Task brief: Please copy the data below line for line without changing anything, but leave out the picture.

Source material:
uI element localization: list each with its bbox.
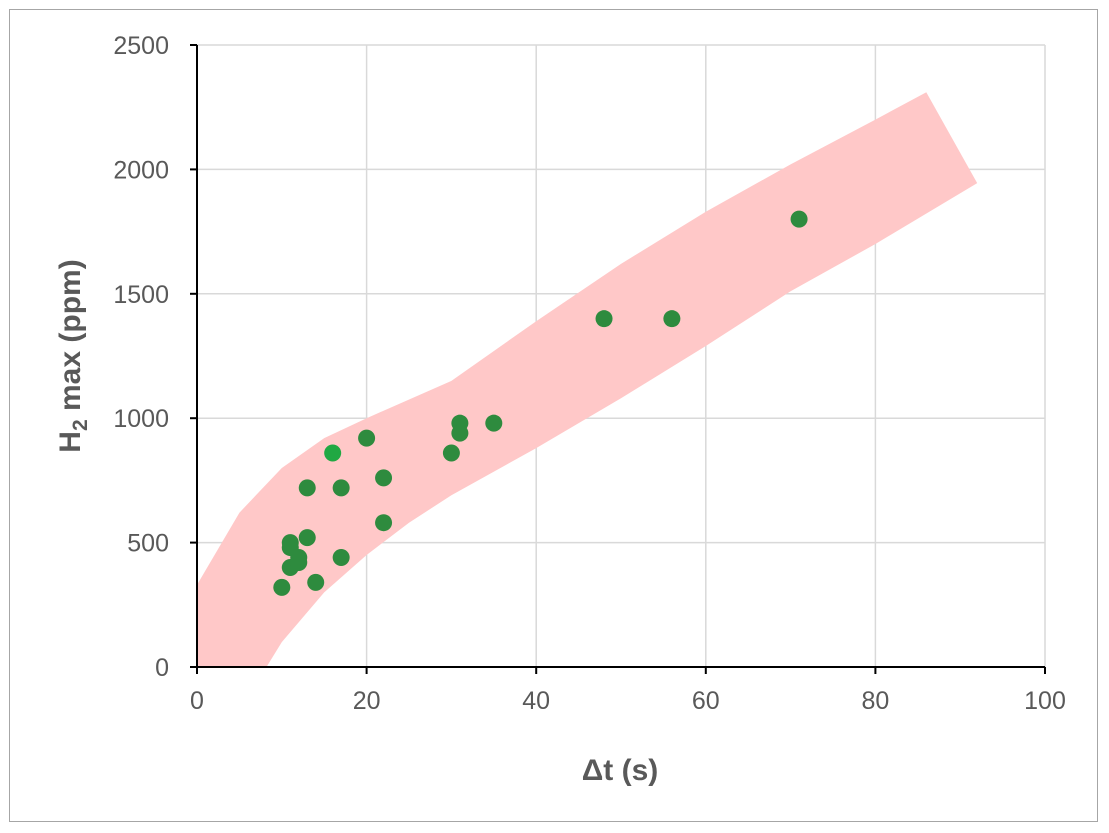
y-tick-label: 0: [155, 654, 169, 682]
data-point: [332, 549, 350, 567]
y-axis-title: H2 max (ppm): [54, 259, 92, 452]
data-point: [442, 444, 460, 462]
y-axis-title-subscript: 2: [69, 419, 92, 431]
x-tick-label: 40: [522, 687, 550, 715]
y-axis-title-rest: max (ppm): [54, 259, 87, 419]
y-tick-label: 2000: [113, 156, 169, 184]
y-tick-label: 1500: [113, 281, 169, 309]
uncertainty-band: [197, 92, 978, 668]
data-point: [595, 310, 613, 328]
x-tick-label: 20: [353, 687, 381, 715]
data-point: [358, 429, 376, 447]
data-point: [375, 469, 393, 487]
y-tick-label: 2500: [113, 32, 169, 60]
x-tick-label: 60: [692, 687, 720, 715]
data-point: [298, 529, 316, 547]
data-point: [790, 210, 808, 228]
x-tick-label: 80: [861, 687, 889, 715]
x-tick-label: 0: [190, 687, 204, 715]
data-point: [298, 479, 316, 497]
data-point: [485, 414, 503, 432]
data-point: [273, 578, 291, 596]
data-point: [451, 424, 469, 442]
data-point: [281, 534, 299, 552]
data-point: [663, 310, 681, 328]
x-axis-title: Δt (s): [582, 754, 659, 787]
axes: [196, 45, 1045, 668]
data-point: [324, 444, 342, 462]
gridlines: [197, 44, 1046, 667]
data-point: [290, 554, 308, 572]
x-tick-label: 100: [1024, 687, 1066, 715]
data-point: [307, 573, 325, 591]
y-tick-label: 1000: [113, 405, 169, 433]
data-point: [332, 479, 350, 497]
data-points: [273, 210, 808, 596]
y-tick-label: 500: [127, 530, 169, 558]
data-point: [375, 514, 393, 532]
y-axis-title-main: H: [54, 431, 87, 453]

Response to this exercise:
uI element localization: list each with its bbox.
y-tick-label: 0: [155, 654, 169, 682]
data-point: [332, 549, 350, 567]
y-axis-title: H2 max (ppm): [54, 259, 92, 452]
data-point: [442, 444, 460, 462]
y-axis-title-subscript: 2: [69, 419, 92, 431]
x-tick-label: 40: [522, 687, 550, 715]
y-axis-title-rest: max (ppm): [54, 259, 87, 419]
y-tick-label: 2000: [113, 156, 169, 184]
y-tick-label: 1500: [113, 281, 169, 309]
uncertainty-band: [197, 92, 978, 668]
data-point: [595, 310, 613, 328]
x-tick-label: 20: [353, 687, 381, 715]
data-point: [358, 429, 376, 447]
data-point: [375, 469, 393, 487]
y-tick-label: 2500: [113, 32, 169, 60]
x-tick-label: 60: [692, 687, 720, 715]
data-point: [298, 529, 316, 547]
data-point: [790, 210, 808, 228]
x-tick-label: 80: [861, 687, 889, 715]
x-tick-label: 0: [190, 687, 204, 715]
data-point: [298, 479, 316, 497]
data-point: [485, 414, 503, 432]
data-point: [273, 578, 291, 596]
data-point: [451, 424, 469, 442]
data-point: [281, 534, 299, 552]
data-point: [663, 310, 681, 328]
x-axis-title: Δt (s): [582, 754, 659, 787]
axes: [196, 45, 1045, 668]
data-point: [324, 444, 342, 462]
gridlines: [197, 44, 1046, 667]
data-point: [290, 554, 308, 572]
x-tick-label: 100: [1024, 687, 1066, 715]
data-point: [307, 573, 325, 591]
y-tick-label: 1000: [113, 405, 169, 433]
data-point: [332, 479, 350, 497]
data-points: [273, 210, 808, 596]
y-tick-label: 500: [127, 530, 169, 558]
data-point: [375, 514, 393, 532]
y-axis-title-main: H: [54, 431, 87, 453]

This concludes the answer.